[BEGIN Provided records]

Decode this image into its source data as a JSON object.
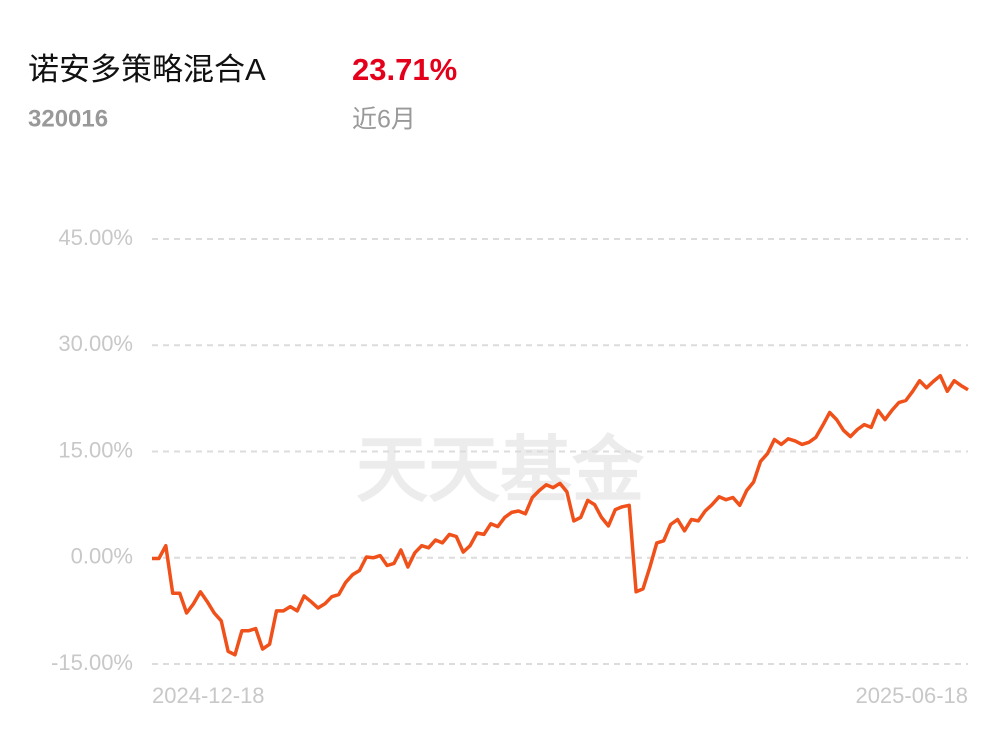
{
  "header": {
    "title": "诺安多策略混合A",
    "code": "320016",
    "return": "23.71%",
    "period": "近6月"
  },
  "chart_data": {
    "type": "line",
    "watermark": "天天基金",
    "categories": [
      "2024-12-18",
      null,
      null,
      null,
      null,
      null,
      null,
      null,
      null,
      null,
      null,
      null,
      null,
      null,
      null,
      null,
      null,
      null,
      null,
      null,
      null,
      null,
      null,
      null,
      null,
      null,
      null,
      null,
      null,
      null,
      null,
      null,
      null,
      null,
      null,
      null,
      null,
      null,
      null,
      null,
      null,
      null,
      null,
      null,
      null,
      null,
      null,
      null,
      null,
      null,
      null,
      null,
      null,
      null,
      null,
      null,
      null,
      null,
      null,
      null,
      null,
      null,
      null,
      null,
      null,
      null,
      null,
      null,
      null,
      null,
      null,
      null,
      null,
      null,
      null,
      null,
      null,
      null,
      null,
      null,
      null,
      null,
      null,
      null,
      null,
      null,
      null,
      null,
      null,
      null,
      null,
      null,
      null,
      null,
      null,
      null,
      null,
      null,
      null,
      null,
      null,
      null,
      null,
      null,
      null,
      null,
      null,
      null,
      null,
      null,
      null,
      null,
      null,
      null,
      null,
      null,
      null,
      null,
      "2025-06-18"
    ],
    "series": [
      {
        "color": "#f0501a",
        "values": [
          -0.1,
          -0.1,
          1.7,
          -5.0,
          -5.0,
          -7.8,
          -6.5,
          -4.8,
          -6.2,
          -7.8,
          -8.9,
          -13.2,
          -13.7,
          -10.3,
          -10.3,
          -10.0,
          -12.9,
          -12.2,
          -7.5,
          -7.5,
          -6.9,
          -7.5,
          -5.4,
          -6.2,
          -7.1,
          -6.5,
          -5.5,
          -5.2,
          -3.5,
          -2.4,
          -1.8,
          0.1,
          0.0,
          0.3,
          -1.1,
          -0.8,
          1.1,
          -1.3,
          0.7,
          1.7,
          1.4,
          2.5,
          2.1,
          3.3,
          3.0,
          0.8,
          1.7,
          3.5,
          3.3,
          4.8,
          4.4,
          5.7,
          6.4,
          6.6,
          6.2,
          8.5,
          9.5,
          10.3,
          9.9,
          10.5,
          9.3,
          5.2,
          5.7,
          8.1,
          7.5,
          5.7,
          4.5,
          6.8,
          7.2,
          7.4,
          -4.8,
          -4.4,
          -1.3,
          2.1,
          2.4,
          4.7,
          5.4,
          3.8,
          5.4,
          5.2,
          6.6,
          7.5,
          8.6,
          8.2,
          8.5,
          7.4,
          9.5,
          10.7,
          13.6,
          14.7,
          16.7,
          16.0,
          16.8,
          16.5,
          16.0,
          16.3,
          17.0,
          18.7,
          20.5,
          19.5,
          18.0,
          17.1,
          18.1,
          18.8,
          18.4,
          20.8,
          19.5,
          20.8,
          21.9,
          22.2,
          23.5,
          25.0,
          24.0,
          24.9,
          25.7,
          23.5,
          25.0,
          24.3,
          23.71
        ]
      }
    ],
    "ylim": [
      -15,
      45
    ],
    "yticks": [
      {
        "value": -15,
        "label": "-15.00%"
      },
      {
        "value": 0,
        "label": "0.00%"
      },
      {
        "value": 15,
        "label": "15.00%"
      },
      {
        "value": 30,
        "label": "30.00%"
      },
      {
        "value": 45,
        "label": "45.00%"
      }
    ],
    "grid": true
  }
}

[END Provided records]

§ The task: Repeat the data exactly, excluding the pictures.

§ Answer to this task:
Decode this image into its source data as a JSON object.
{
  "header": {
    "title": "诺安多策略混合A",
    "code": "320016",
    "return": "23.71%",
    "period": "近6月"
  },
  "chart_data": {
    "type": "line",
    "watermark": "天天基金",
    "categories": [
      "2024-12-18",
      null,
      null,
      null,
      null,
      null,
      null,
      null,
      null,
      null,
      null,
      null,
      null,
      null,
      null,
      null,
      null,
      null,
      null,
      null,
      null,
      null,
      null,
      null,
      null,
      null,
      null,
      null,
      null,
      null,
      null,
      null,
      null,
      null,
      null,
      null,
      null,
      null,
      null,
      null,
      null,
      null,
      null,
      null,
      null,
      null,
      null,
      null,
      null,
      null,
      null,
      null,
      null,
      null,
      null,
      null,
      null,
      null,
      null,
      null,
      null,
      null,
      null,
      null,
      null,
      null,
      null,
      null,
      null,
      null,
      null,
      null,
      null,
      null,
      null,
      null,
      null,
      null,
      null,
      null,
      null,
      null,
      null,
      null,
      null,
      null,
      null,
      null,
      null,
      null,
      null,
      null,
      null,
      null,
      null,
      null,
      null,
      null,
      null,
      null,
      null,
      null,
      null,
      null,
      null,
      null,
      null,
      null,
      null,
      null,
      null,
      null,
      null,
      null,
      null,
      null,
      null,
      null,
      "2025-06-18"
    ],
    "series": [
      {
        "color": "#f0501a",
        "values": [
          -0.1,
          -0.1,
          1.7,
          -5.0,
          -5.0,
          -7.8,
          -6.5,
          -4.8,
          -6.2,
          -7.8,
          -8.9,
          -13.2,
          -13.7,
          -10.3,
          -10.3,
          -10.0,
          -12.9,
          -12.2,
          -7.5,
          -7.5,
          -6.9,
          -7.5,
          -5.4,
          -6.2,
          -7.1,
          -6.5,
          -5.5,
          -5.2,
          -3.5,
          -2.4,
          -1.8,
          0.1,
          0.0,
          0.3,
          -1.1,
          -0.8,
          1.1,
          -1.3,
          0.7,
          1.7,
          1.4,
          2.5,
          2.1,
          3.3,
          3.0,
          0.8,
          1.7,
          3.5,
          3.3,
          4.8,
          4.4,
          5.7,
          6.4,
          6.6,
          6.2,
          8.5,
          9.5,
          10.3,
          9.9,
          10.5,
          9.3,
          5.2,
          5.7,
          8.1,
          7.5,
          5.7,
          4.5,
          6.8,
          7.2,
          7.4,
          -4.8,
          -4.4,
          -1.3,
          2.1,
          2.4,
          4.7,
          5.4,
          3.8,
          5.4,
          5.2,
          6.6,
          7.5,
          8.6,
          8.2,
          8.5,
          7.4,
          9.5,
          10.7,
          13.6,
          14.7,
          16.7,
          16.0,
          16.8,
          16.5,
          16.0,
          16.3,
          17.0,
          18.7,
          20.5,
          19.5,
          18.0,
          17.1,
          18.1,
          18.8,
          18.4,
          20.8,
          19.5,
          20.8,
          21.9,
          22.2,
          23.5,
          25.0,
          24.0,
          24.9,
          25.7,
          23.5,
          25.0,
          24.3,
          23.71
        ]
      }
    ],
    "ylim": [
      -15,
      45
    ],
    "yticks": [
      {
        "value": -15,
        "label": "-15.00%"
      },
      {
        "value": 0,
        "label": "0.00%"
      },
      {
        "value": 15,
        "label": "15.00%"
      },
      {
        "value": 30,
        "label": "30.00%"
      },
      {
        "value": 45,
        "label": "45.00%"
      }
    ],
    "grid": true
  }
}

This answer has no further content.